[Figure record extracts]
┏━━
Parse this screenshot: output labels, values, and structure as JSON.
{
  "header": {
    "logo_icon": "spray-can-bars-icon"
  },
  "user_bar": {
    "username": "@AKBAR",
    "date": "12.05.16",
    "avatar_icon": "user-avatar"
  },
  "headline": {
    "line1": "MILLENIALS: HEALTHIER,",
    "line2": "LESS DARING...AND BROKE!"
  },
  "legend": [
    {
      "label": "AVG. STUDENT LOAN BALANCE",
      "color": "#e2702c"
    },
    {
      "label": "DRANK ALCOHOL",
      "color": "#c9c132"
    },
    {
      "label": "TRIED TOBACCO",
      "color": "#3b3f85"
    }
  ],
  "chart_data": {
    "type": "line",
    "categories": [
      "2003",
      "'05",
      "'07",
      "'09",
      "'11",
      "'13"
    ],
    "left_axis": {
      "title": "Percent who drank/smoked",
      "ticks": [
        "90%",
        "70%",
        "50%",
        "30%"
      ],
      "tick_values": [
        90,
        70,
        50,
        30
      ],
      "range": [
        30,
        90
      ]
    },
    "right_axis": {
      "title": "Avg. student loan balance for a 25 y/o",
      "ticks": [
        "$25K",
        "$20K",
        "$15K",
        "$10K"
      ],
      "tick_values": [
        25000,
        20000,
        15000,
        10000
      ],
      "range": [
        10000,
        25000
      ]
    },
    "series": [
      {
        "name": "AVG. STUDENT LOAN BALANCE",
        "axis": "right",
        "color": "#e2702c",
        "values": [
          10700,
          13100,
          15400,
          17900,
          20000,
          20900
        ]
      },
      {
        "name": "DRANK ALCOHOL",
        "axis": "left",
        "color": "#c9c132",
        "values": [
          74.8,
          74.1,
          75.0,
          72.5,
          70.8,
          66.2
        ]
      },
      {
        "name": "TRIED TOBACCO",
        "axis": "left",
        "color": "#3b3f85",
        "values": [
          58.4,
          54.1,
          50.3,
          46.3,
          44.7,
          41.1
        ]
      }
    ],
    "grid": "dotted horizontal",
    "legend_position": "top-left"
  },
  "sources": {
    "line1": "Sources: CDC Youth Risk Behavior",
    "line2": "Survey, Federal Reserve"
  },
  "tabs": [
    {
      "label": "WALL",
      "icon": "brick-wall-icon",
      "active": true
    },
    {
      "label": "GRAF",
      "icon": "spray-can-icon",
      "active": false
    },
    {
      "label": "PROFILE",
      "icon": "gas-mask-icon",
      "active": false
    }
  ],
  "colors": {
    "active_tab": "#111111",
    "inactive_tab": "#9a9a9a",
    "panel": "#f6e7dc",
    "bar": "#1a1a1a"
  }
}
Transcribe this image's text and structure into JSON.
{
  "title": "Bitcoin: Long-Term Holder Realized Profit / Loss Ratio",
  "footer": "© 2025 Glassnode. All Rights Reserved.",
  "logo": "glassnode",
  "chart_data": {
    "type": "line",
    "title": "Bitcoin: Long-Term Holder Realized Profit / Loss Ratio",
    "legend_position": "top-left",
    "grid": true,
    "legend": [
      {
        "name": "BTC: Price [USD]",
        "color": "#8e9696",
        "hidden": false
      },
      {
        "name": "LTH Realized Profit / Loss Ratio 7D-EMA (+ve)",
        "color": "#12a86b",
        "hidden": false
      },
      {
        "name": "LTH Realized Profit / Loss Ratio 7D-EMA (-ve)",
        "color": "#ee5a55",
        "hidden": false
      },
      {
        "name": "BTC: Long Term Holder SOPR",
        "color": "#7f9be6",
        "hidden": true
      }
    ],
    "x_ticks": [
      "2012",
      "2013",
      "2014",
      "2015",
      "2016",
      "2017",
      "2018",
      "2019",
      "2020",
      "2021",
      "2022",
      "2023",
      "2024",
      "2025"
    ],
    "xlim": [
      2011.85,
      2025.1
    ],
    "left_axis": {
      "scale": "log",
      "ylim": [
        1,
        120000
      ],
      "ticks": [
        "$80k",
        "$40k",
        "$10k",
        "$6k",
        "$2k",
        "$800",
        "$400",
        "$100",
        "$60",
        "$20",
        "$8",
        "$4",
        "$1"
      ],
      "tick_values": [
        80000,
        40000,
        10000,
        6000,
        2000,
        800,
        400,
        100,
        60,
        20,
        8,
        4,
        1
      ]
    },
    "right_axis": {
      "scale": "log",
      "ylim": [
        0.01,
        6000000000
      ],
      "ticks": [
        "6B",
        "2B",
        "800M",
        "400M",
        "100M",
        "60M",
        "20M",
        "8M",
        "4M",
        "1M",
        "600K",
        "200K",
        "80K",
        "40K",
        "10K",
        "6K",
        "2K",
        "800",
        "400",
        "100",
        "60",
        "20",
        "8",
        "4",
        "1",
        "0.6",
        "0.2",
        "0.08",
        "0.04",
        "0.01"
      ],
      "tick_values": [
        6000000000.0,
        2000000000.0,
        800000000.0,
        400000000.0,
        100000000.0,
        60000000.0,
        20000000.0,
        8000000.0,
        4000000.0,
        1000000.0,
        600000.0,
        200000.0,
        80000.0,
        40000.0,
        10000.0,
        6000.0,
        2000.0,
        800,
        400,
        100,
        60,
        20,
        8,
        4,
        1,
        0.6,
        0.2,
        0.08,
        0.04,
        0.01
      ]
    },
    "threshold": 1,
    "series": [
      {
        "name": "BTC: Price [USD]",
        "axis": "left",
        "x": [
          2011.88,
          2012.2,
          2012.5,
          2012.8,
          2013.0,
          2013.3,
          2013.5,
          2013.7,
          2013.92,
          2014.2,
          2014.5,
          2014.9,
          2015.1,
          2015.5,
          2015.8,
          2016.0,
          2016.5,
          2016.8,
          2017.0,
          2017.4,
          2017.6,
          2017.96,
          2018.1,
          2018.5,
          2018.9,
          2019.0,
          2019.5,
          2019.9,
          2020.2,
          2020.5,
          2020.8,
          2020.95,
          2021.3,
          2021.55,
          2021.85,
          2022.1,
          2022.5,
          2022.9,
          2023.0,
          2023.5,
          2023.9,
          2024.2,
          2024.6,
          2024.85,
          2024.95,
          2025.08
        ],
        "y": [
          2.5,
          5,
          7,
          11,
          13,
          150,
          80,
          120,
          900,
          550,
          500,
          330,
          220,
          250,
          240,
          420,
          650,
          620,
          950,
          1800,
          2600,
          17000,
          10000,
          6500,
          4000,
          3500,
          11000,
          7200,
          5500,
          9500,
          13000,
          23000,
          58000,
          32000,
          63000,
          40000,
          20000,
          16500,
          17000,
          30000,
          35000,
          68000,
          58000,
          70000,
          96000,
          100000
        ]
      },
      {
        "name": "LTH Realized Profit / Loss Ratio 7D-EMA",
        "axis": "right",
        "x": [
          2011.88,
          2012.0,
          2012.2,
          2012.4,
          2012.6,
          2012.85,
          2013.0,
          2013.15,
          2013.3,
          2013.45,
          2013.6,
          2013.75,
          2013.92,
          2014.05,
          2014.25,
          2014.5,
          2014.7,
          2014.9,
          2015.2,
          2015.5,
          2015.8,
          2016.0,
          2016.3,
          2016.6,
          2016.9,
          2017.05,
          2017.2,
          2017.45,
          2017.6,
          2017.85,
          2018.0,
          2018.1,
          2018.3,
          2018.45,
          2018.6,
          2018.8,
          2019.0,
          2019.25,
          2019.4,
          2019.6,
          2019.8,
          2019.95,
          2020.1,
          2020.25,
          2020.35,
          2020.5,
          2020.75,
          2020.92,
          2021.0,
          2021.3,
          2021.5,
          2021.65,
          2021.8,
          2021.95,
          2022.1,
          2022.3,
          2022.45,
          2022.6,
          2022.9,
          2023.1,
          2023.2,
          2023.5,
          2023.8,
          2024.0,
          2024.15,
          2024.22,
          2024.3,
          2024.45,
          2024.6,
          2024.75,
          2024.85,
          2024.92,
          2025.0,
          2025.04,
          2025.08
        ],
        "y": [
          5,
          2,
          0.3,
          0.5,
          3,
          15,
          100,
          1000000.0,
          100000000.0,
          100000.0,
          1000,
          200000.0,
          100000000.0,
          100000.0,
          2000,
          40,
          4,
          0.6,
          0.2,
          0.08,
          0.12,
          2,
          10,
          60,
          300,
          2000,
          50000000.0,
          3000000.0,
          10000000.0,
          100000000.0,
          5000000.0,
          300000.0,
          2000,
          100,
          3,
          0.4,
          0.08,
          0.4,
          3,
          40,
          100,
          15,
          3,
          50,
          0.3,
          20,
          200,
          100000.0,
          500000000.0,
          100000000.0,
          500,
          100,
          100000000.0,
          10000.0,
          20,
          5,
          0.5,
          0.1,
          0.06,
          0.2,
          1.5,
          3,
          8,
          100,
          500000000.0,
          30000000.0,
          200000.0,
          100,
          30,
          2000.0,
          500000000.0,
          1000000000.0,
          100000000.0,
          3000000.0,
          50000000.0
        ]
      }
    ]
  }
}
┗━━
┏━━
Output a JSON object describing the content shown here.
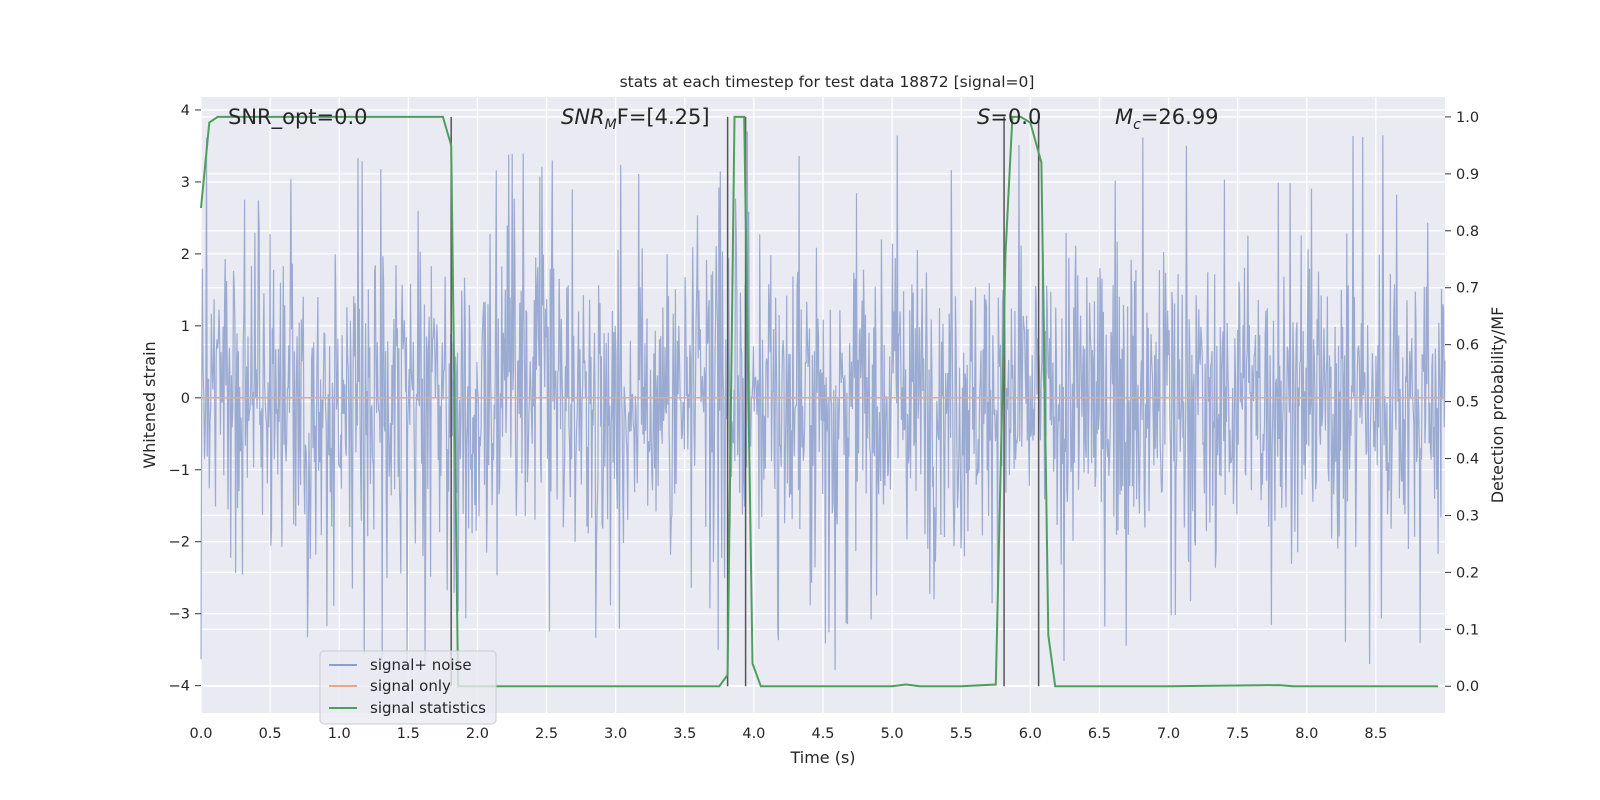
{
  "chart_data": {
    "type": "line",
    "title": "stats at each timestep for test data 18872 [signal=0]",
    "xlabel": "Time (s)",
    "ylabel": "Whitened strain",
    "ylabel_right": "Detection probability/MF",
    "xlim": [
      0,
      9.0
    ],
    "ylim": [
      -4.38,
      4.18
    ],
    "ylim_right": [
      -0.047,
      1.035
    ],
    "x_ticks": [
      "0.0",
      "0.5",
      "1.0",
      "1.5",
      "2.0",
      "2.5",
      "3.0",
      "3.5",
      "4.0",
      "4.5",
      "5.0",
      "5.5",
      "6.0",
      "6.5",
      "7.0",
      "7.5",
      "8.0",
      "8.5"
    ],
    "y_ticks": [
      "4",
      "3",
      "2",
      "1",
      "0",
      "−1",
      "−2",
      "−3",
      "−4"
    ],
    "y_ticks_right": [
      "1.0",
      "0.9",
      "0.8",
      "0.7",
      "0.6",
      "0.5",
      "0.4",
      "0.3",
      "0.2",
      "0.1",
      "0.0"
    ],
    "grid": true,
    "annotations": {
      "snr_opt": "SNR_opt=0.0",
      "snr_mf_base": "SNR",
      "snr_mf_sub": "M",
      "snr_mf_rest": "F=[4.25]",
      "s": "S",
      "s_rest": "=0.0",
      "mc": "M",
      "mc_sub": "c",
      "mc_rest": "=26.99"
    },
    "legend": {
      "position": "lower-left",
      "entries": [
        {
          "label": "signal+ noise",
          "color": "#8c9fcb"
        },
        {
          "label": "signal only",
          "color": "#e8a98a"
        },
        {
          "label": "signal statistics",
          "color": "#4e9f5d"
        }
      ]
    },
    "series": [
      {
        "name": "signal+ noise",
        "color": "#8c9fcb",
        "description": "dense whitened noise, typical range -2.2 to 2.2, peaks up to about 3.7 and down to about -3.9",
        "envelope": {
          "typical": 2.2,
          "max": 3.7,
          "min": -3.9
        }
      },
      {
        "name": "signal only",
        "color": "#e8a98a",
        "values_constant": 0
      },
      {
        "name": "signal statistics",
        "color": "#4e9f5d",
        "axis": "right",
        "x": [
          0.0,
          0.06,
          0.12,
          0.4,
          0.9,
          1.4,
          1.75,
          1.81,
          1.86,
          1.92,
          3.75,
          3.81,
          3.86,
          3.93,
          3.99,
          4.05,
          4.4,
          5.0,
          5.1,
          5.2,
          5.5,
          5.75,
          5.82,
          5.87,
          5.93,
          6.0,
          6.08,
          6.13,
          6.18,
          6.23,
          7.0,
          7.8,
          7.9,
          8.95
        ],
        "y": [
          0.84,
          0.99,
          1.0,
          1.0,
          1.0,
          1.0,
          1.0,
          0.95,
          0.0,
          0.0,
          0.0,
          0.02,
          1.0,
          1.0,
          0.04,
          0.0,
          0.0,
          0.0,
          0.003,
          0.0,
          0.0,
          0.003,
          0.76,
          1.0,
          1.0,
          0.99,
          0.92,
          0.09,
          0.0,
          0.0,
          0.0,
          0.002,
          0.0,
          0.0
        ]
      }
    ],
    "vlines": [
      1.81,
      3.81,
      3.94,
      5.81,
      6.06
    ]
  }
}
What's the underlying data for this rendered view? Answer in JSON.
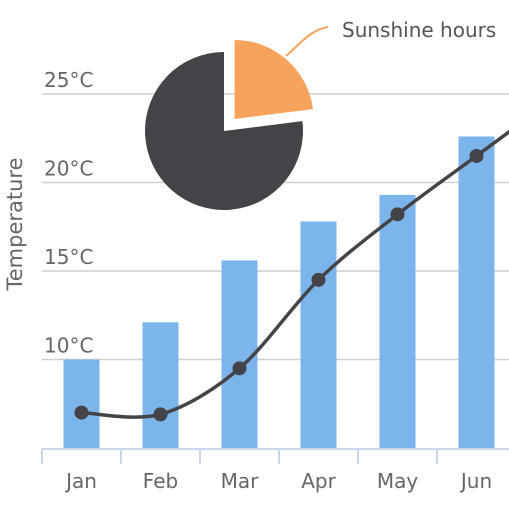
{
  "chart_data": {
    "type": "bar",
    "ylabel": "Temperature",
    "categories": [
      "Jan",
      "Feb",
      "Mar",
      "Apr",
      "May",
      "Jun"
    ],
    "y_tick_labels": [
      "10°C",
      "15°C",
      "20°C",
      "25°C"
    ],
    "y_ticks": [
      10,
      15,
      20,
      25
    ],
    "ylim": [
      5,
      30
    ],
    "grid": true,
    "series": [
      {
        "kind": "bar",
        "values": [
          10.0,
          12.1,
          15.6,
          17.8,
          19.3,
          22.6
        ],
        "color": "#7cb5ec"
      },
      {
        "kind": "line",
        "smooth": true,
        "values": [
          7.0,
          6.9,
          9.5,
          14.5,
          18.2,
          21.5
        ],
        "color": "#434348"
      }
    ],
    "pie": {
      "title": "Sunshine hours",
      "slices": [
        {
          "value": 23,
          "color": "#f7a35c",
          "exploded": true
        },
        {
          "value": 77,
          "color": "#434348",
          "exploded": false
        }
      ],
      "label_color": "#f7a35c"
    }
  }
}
┗━━
→ **THE EXERCISE**: Using the entries above, return each line that includes the word "JSON".

→ **EXERCISE SOLUTION**:
Parse this screenshot: output labels, values, and structure as JSON.
Transcribe this image's text and structure into JSON.
Output a JSON object describing the content shown here.
What's the underlying data for this rendered view? Answer in JSON.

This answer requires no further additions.